- **TASK OBJECTIVE**: In the data below, find every line that has the string "What", and copy it.

- **INPUT DATA**:
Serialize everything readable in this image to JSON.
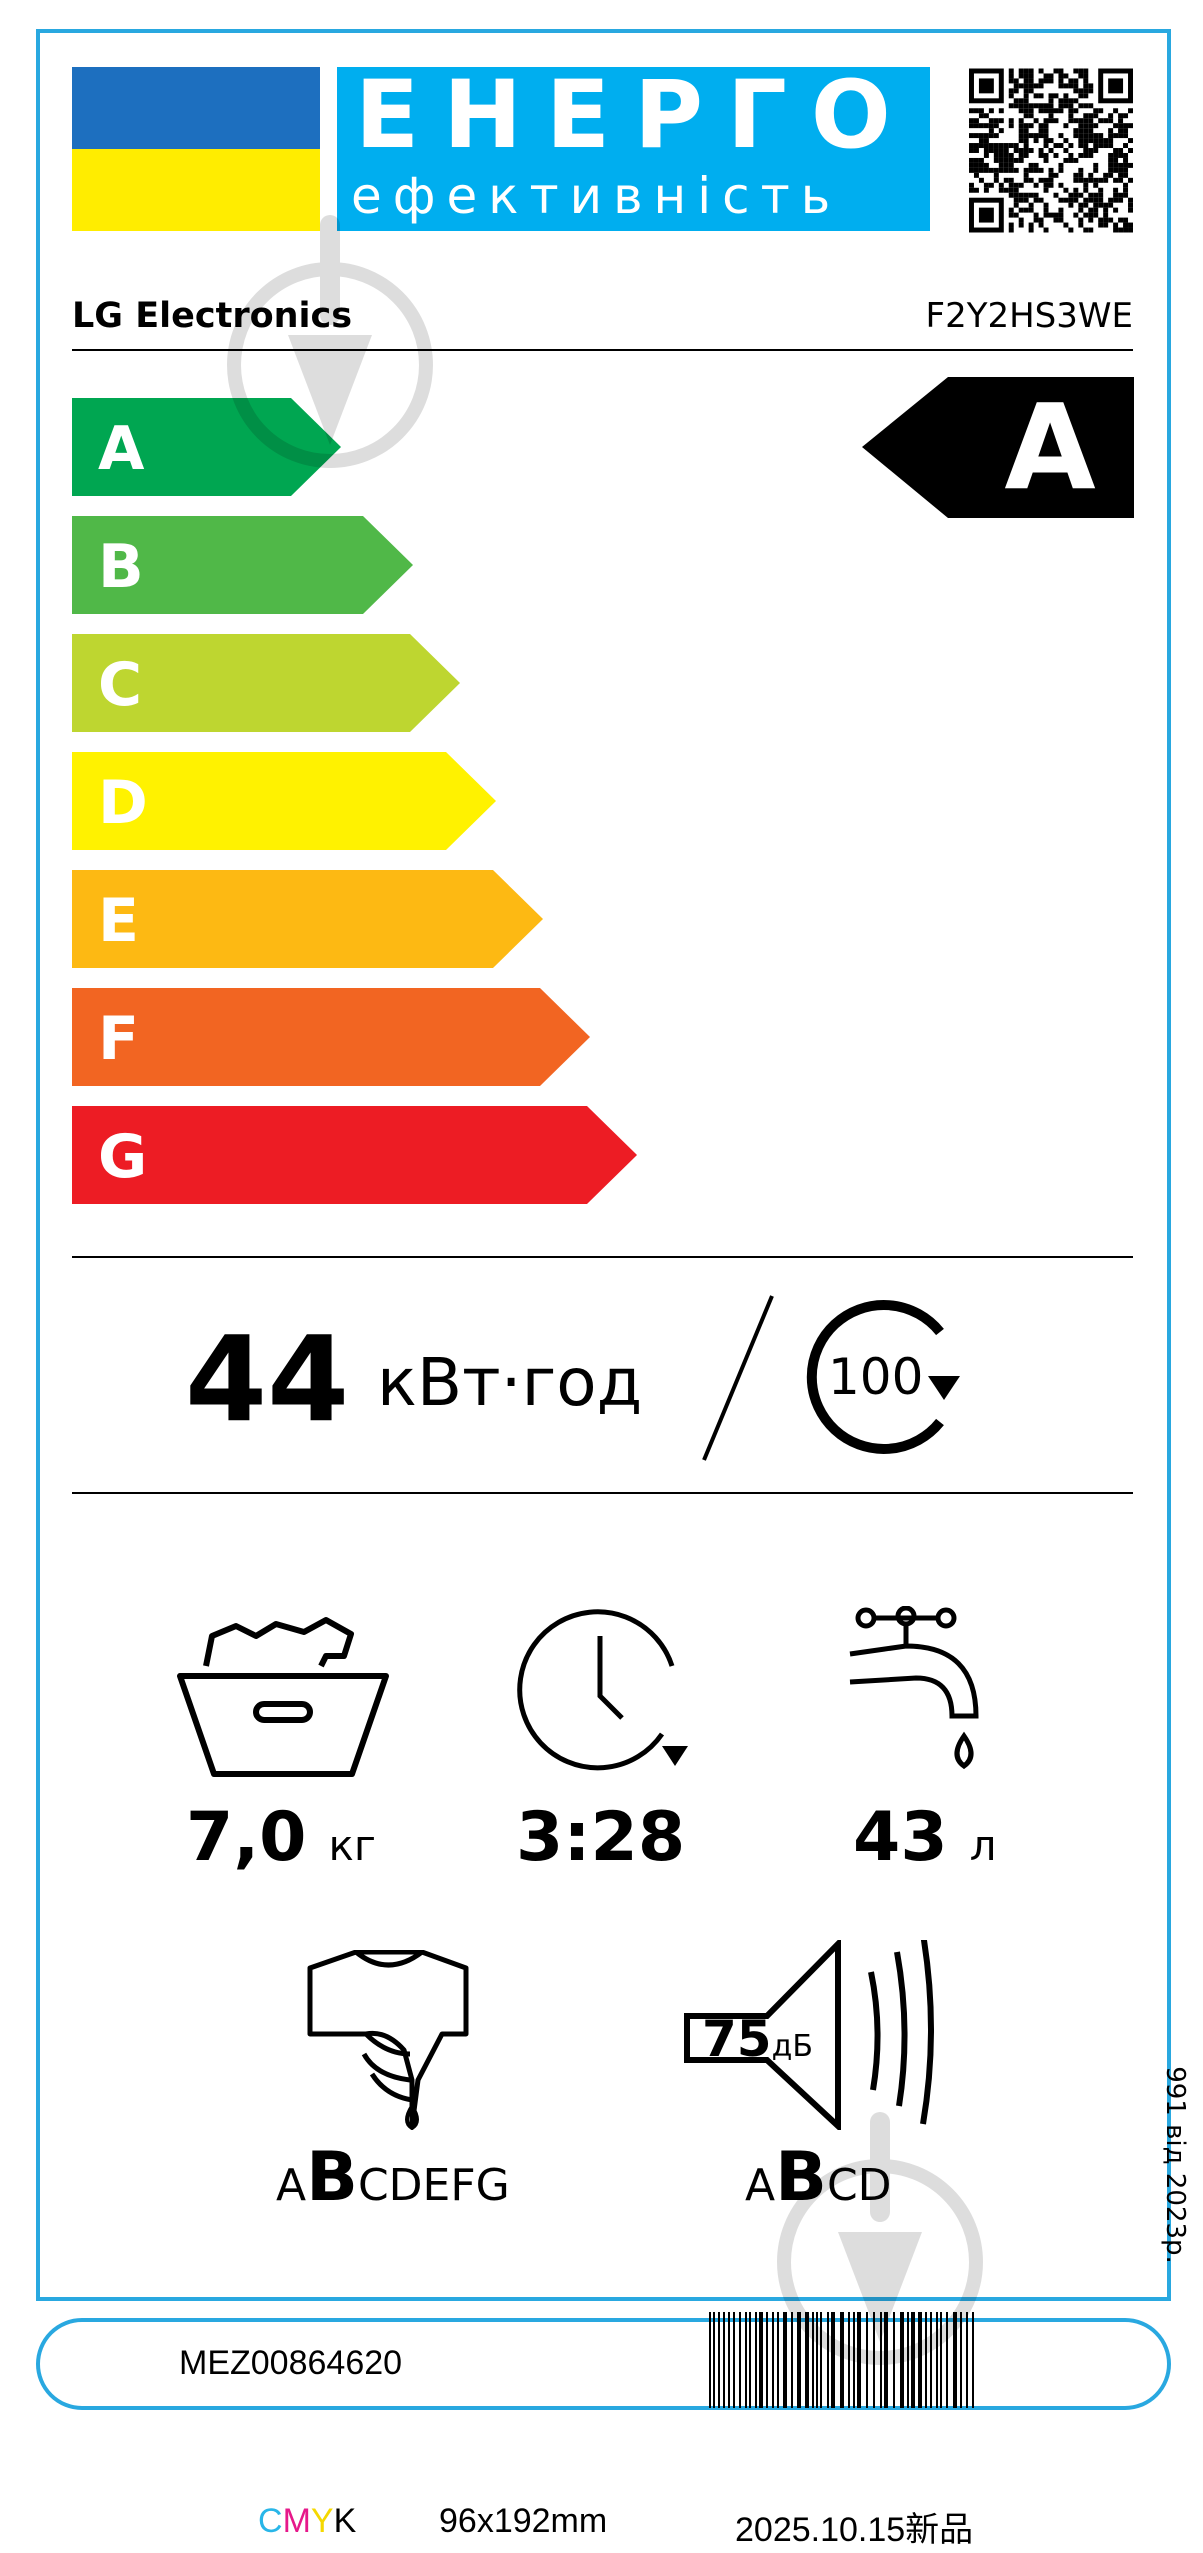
{
  "header": {
    "title_top": "ЕНЕРГО",
    "title_bottom": "ефективність",
    "flag_colors": [
      "#1d6fbf",
      "#ffed00"
    ],
    "qr_icon": "qr-code-icon"
  },
  "supplier": "LG Electronics",
  "model": "F2Y2HS3WE",
  "energy_classes": [
    {
      "label": "A",
      "color": "#00a651"
    },
    {
      "label": "B",
      "color": "#50b848"
    },
    {
      "label": "C",
      "color": "#bed630"
    },
    {
      "label": "D",
      "color": "#fff200"
    },
    {
      "label": "E",
      "color": "#fdb913"
    },
    {
      "label": "F",
      "color": "#f26522"
    },
    {
      "label": "G",
      "color": "#ed1c24"
    }
  ],
  "rated_class": "A",
  "energy": {
    "value": "44",
    "unit": "кВт·год",
    "cycles": "100"
  },
  "metrics": {
    "capacity": {
      "value": "7,0",
      "unit": "кг"
    },
    "duration": {
      "value": "3:28"
    },
    "water": {
      "value": "43",
      "unit": "л"
    }
  },
  "spin_class": {
    "before": "A",
    "selected": "B",
    "after": "CDEFG"
  },
  "noise": {
    "value": "75",
    "unit": "дБ",
    "class_before": "A",
    "class_selected": "B",
    "class_after": "CD"
  },
  "regulation": "991 від 2023р.",
  "part_number": "MEZ00864620",
  "footer": {
    "c": "C",
    "m": "M",
    "y": "Y",
    "k": "K",
    "size": "96x192mm",
    "date": "2025.10.15新品"
  }
}
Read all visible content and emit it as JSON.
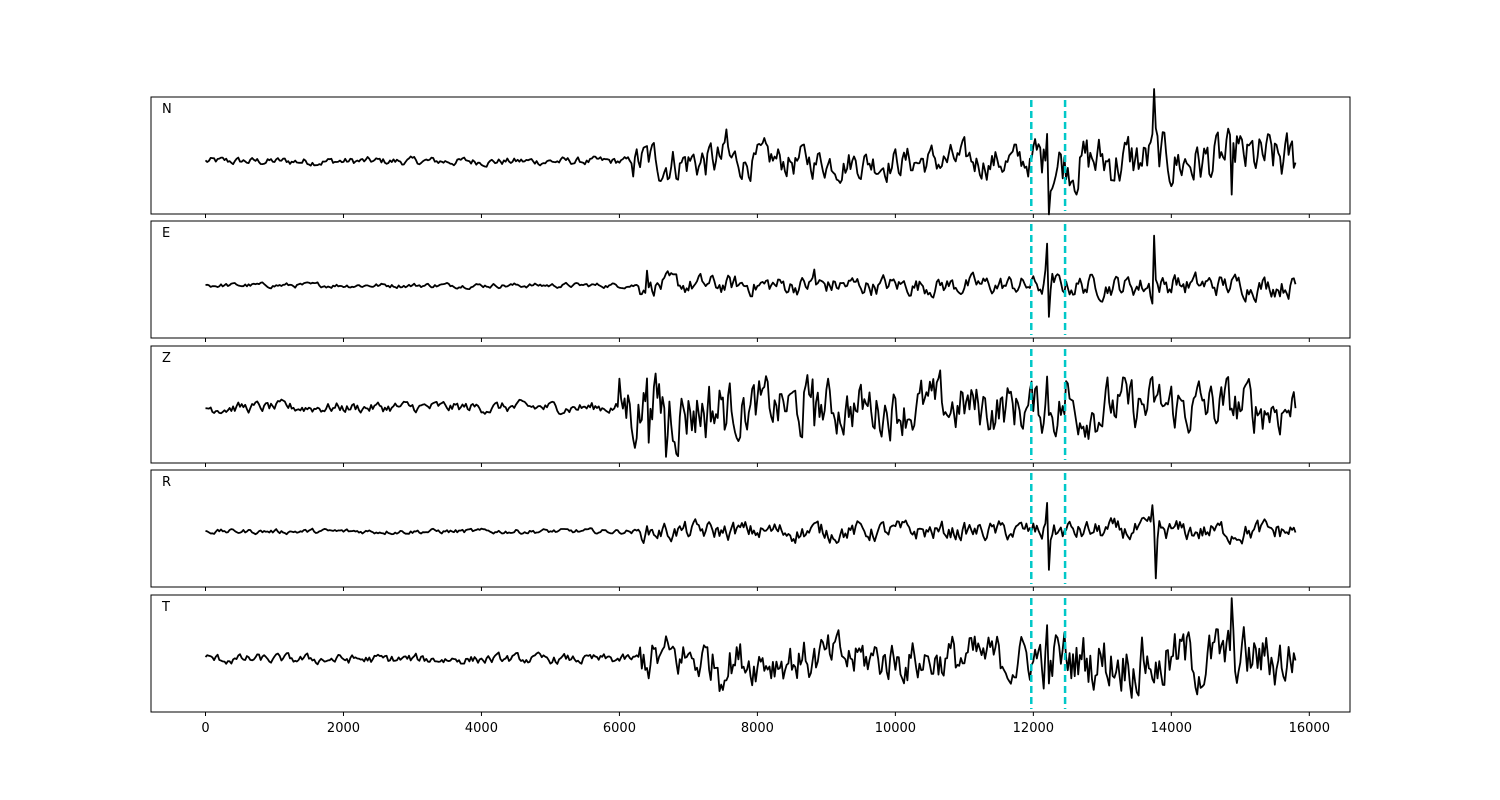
{
  "chart_data": {
    "type": "line",
    "title": "",
    "xlabel": "",
    "ylabel": "",
    "xlim": [
      -790,
      16590
    ],
    "ylim": [
      -1,
      1
    ],
    "x_range_of_data": [
      0,
      15800
    ],
    "x_ticks": [
      0,
      2000,
      4000,
      6000,
      8000,
      10000,
      12000,
      14000,
      16000
    ],
    "x_tick_labels": [
      "0",
      "2000",
      "4000",
      "6000",
      "8000",
      "10000",
      "12000",
      "14000",
      "16000"
    ],
    "grid": false,
    "trace_color": "#000000",
    "marker_color": "#00c8c8",
    "markers": [
      11970,
      12460
    ],
    "panels": [
      {
        "label": "N",
        "baseline": -0.1,
        "envelope": [
          [
            0,
            6200,
            0.05
          ],
          [
            6200,
            7600,
            0.25
          ],
          [
            7600,
            12000,
            0.2
          ],
          [
            12000,
            15800,
            0.33
          ]
        ],
        "peaks": [
          [
            7550,
            0.4
          ],
          [
            12200,
            0.95
          ],
          [
            12230,
            -0.75
          ],
          [
            13750,
            0.95
          ],
          [
            13700,
            0.35
          ],
          [
            14870,
            -0.65
          ],
          [
            14950,
            0.35
          ]
        ]
      },
      {
        "label": "E",
        "baseline": -0.1,
        "envelope": [
          [
            0,
            6300,
            0.03
          ],
          [
            6300,
            12000,
            0.12
          ],
          [
            12000,
            15800,
            0.14
          ]
        ],
        "peaks": [
          [
            6400,
            0.25
          ],
          [
            8820,
            0.25
          ],
          [
            12200,
            0.8
          ],
          [
            12230,
            -0.7
          ],
          [
            13750,
            0.95
          ],
          [
            13720,
            -0.3
          ],
          [
            14050,
            0.3
          ]
        ]
      },
      {
        "label": "Z",
        "baseline": -0.05,
        "envelope": [
          [
            0,
            6000,
            0.07
          ],
          [
            6000,
            7600,
            0.45
          ],
          [
            7600,
            15800,
            0.33
          ]
        ],
        "peaks": [
          [
            6400,
            0.9
          ],
          [
            6680,
            -0.8
          ],
          [
            8800,
            0.55
          ],
          [
            8650,
            -0.5
          ],
          [
            12200,
            0.45
          ],
          [
            12480,
            0.4
          ]
        ]
      },
      {
        "label": "R",
        "baseline": -0.05,
        "envelope": [
          [
            0,
            6300,
            0.03
          ],
          [
            6300,
            12000,
            0.12
          ],
          [
            12000,
            15800,
            0.13
          ]
        ],
        "peaks": [
          [
            12200,
            0.7
          ],
          [
            12220,
            -0.7
          ],
          [
            13730,
            0.3
          ],
          [
            13780,
            -0.9
          ]
        ]
      },
      {
        "label": "T",
        "baseline": -0.1,
        "envelope": [
          [
            0,
            6300,
            0.06
          ],
          [
            6300,
            12000,
            0.28
          ],
          [
            12000,
            15800,
            0.38
          ]
        ],
        "peaks": [
          [
            7450,
            -0.35
          ],
          [
            12200,
            0.55
          ],
          [
            12220,
            -1.0
          ],
          [
            13800,
            -0.6
          ],
          [
            14880,
            0.65
          ]
        ]
      }
    ]
  }
}
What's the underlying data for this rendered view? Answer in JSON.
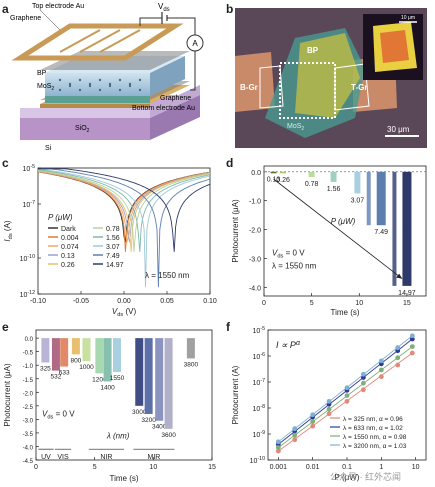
{
  "panels": {
    "a": "a",
    "b": "b",
    "c": "c",
    "d": "d",
    "e": "e",
    "f": "f"
  },
  "panel_a": {
    "top_electrode": "Top electrode Au",
    "graphene_top": "Graphene",
    "vds": "V",
    "vds_sub": "ds",
    "ammeter": "A",
    "bp": "BP",
    "mos2": "MoS",
    "mos2_sub": "2",
    "graphene_bottom": "Graphene",
    "bottom_electrode": "Bottom electrode Au",
    "sio2": "SiO",
    "sio2_sub": "2",
    "si": "Si"
  },
  "panel_b": {
    "bp": "BP",
    "bgr": "B-Gr",
    "tgr": "T-Gr",
    "mos2": "MoS",
    "mos2_sub": "2",
    "scale_main": "30 μm",
    "scale_inset": "10 μm"
  },
  "chart_data": [
    {
      "panel": "c",
      "type": "line",
      "xlabel": "V",
      "xlabel_sub": "ds",
      "xlabel_unit": " (V)",
      "ylabel": "I",
      "ylabel_sub": "ds",
      "ylabel_unit": " (A)",
      "xlim": [
        -0.1,
        0.1
      ],
      "ylog": true,
      "ylim": [
        1e-12,
        1e-05
      ],
      "xticks": [
        "-0.10",
        "-0.05",
        "0.00",
        "0.05",
        "0.10"
      ],
      "yticks": [
        "10",
        "10",
        "10",
        "10"
      ],
      "ytick_exp": [
        "-5",
        "-7",
        "-10",
        "-12"
      ],
      "legend_title": "P (μW)",
      "annotation": "λ = 1550 nm",
      "series": [
        {
          "name": "Dark",
          "color": "#333333",
          "dip": 0.001
        },
        {
          "name": "0.004",
          "color": "#e07a3a",
          "dip": 0.002
        },
        {
          "name": "0.074",
          "color": "#f0a860",
          "dip": 0.004
        },
        {
          "name": "0.13",
          "color": "#9aa3c8",
          "dip": 0.006
        },
        {
          "name": "0.26",
          "color": "#e8c070",
          "dip": 0.008
        },
        {
          "name": "0.78",
          "color": "#b7d39a",
          "dip": 0.012
        },
        {
          "name": "1.56",
          "color": "#7fb8a8",
          "dip": 0.018
        },
        {
          "name": "3.07",
          "color": "#9fc8d8",
          "dip": 0.025
        },
        {
          "name": "7.49",
          "color": "#5d7fb0",
          "dip": 0.04
        },
        {
          "name": "14.97",
          "color": "#2d3a6a",
          "dip": 0.058
        }
      ]
    },
    {
      "panel": "d",
      "type": "bar",
      "xlabel": "Time (s)",
      "ylabel": "Photocurrent (μA)",
      "xlim": [
        0,
        17
      ],
      "ylim": [
        -4.3,
        0.2
      ],
      "xticks": [
        "0",
        "5",
        "10",
        "15"
      ],
      "yticks": [
        "0.0",
        "-1.0",
        "-2.0",
        "-3.0",
        "-4.0"
      ],
      "annotation_lines": [
        "V",
        "= 0 V",
        "λ = 1550 nm"
      ],
      "arrow_label": "P (μW)",
      "pulses": [
        {
          "label": "0.13",
          "t": 1.0,
          "value": -0.02,
          "color": "#5f6f2a"
        },
        {
          "label": "0.26",
          "t": 2.0,
          "value": -0.04,
          "color": "#a8c070"
        },
        {
          "label": "0.78",
          "t": 5.0,
          "value": -0.18,
          "color": "#b8dd9a"
        },
        {
          "label": "1.56",
          "t": 7.3,
          "value": -0.35,
          "color": "#a0d0c0"
        },
        {
          "label": "3.07",
          "t": 9.8,
          "value": -0.75,
          "color": "#a8d0e0"
        },
        {
          "label": "7.49",
          "t": 12.3,
          "value": -1.85,
          "color": "#5d7fb0"
        },
        {
          "label": "14.97",
          "t": 15.0,
          "value": -3.95,
          "color": "#2d3a6a"
        }
      ]
    },
    {
      "panel": "e",
      "type": "bar",
      "xlabel": "Time (s)",
      "ylabel": "Photocurrent (μA)",
      "xlim": [
        0,
        15
      ],
      "ylim": [
        -4.5,
        0.3
      ],
      "xticks": [
        "0",
        "5",
        "10",
        "15"
      ],
      "yticks": [
        "0.0",
        "-0.5",
        "-1.0",
        "-1.5",
        "-2.0",
        "-2.5",
        "-3.0",
        "-3.5",
        "-4.0",
        "-4.5"
      ],
      "annotation_lines": [
        "V",
        "= 0 V"
      ],
      "lambda_label": "λ (nm)",
      "bands": [
        "UV",
        "VIS",
        "NIR",
        "MIR"
      ],
      "pulses": [
        {
          "label": "325",
          "t": 0.8,
          "value": -0.9,
          "color": "#b9b3d6"
        },
        {
          "label": "532",
          "t": 1.7,
          "value": -1.2,
          "color": "#b06a86"
        },
        {
          "label": "633",
          "t": 2.4,
          "value": -1.05,
          "color": "#e08a6a"
        },
        {
          "label": "800",
          "t": 3.4,
          "value": -0.6,
          "color": "#e8c070"
        },
        {
          "label": "1000",
          "t": 4.3,
          "value": -0.85,
          "color": "#c8e0a0"
        },
        {
          "label": "1200",
          "t": 5.4,
          "value": -1.3,
          "color": "#a8d8b0"
        },
        {
          "label": "1400",
          "t": 6.1,
          "value": -1.6,
          "color": "#88c0b0"
        },
        {
          "label": "1550",
          "t": 6.9,
          "value": -1.25,
          "color": "#a8d0e0"
        },
        {
          "label": "3000",
          "t": 8.8,
          "value": -2.5,
          "color": "#3f4d84"
        },
        {
          "label": "3200",
          "t": 9.6,
          "value": -2.8,
          "color": "#5d6fa8"
        },
        {
          "label": "3400",
          "t": 10.5,
          "value": -3.05,
          "color": "#8b93c0"
        },
        {
          "label": "3600",
          "t": 11.3,
          "value": -3.35,
          "color": "#b0b0c8"
        },
        {
          "label": "3800",
          "t": 13.2,
          "value": -0.75,
          "color": "#a0a0a0"
        }
      ]
    },
    {
      "panel": "f",
      "type": "scatter",
      "xlabel": "P (μW)",
      "ylabel": "Photocurrent (A)",
      "xlog": true,
      "ylog": true,
      "xlim": [
        0.0005,
        20
      ],
      "ylim": [
        1e-10,
        1e-05
      ],
      "xticks": [
        "0.001",
        "0.01",
        "0.1",
        "1",
        "10"
      ],
      "yticks": [
        "10",
        "10",
        "10",
        "10",
        "10",
        "10"
      ],
      "ytick_exp": [
        "-5",
        "-6",
        "-7",
        "-8",
        "-9",
        "-10"
      ],
      "annotation": "I ∝ P",
      "annotation_sup": "α",
      "series": [
        {
          "name": "λ = 325 nm, α = 0.96",
          "color": "#e08a7a",
          "points": [
            [
              0.001,
              2.2e-10
            ],
            [
              0.003,
              6e-10
            ],
            [
              0.01,
              2e-09
            ],
            [
              0.03,
              6e-09
            ],
            [
              0.1,
              1.8e-08
            ],
            [
              0.3,
              5e-08
            ],
            [
              1,
              1.6e-07
            ],
            [
              3,
              4.5e-07
            ],
            [
              8,
              1.3e-06
            ]
          ]
        },
        {
          "name": "λ = 633 nm, α = 1.02",
          "color": "#2d3a9a",
          "points": [
            [
              0.001,
              4e-10
            ],
            [
              0.003,
              1.3e-09
            ],
            [
              0.01,
              4.5e-09
            ],
            [
              0.03,
              1.4e-08
            ],
            [
              0.1,
              4.8e-08
            ],
            [
              0.3,
              1.5e-07
            ],
            [
              1,
              5e-07
            ],
            [
              3,
              1.6e-06
            ],
            [
              8,
              4.5e-06
            ]
          ]
        },
        {
          "name": "λ = 1550 nm, α = 0.98",
          "color": "#7fae7a",
          "points": [
            [
              0.001,
              3e-10
            ],
            [
              0.003,
              9e-10
            ],
            [
              0.01,
              3e-09
            ],
            [
              0.03,
              9e-09
            ],
            [
              0.1,
              3e-08
            ],
            [
              0.3,
              9e-08
            ],
            [
              1,
              2.9e-07
            ],
            [
              3,
              8.5e-07
            ],
            [
              8,
              2.3e-06
            ]
          ]
        },
        {
          "name": "λ = 3200 nm, α = 1.03",
          "color": "#7fb0d0",
          "points": [
            [
              0.001,
              5e-10
            ],
            [
              0.003,
              1.6e-09
            ],
            [
              0.01,
              5.5e-09
            ],
            [
              0.03,
              1.8e-08
            ],
            [
              0.1,
              6e-08
            ],
            [
              0.3,
              2e-07
            ],
            [
              1,
              6.5e-07
            ],
            [
              3,
              2.1e-06
            ],
            [
              8,
              6e-06
            ]
          ]
        }
      ]
    }
  ],
  "watermark": "公众号 · 红外芯闻"
}
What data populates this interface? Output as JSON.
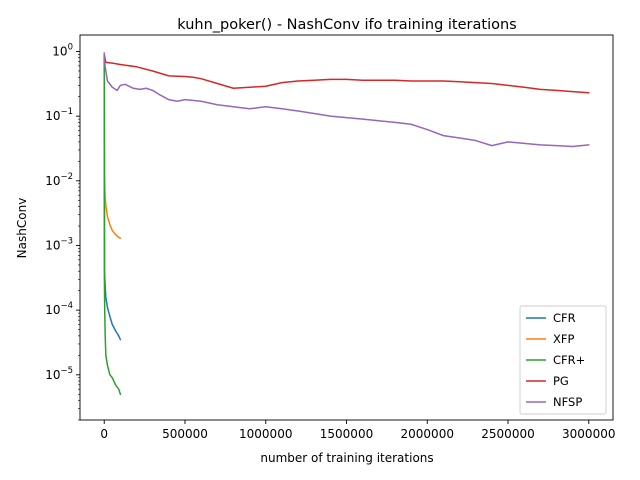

- **COMPLETED TASK**:
What's the underlying data for this rendered view? Answer in JSON.
What data populates this interface? Output as JSON.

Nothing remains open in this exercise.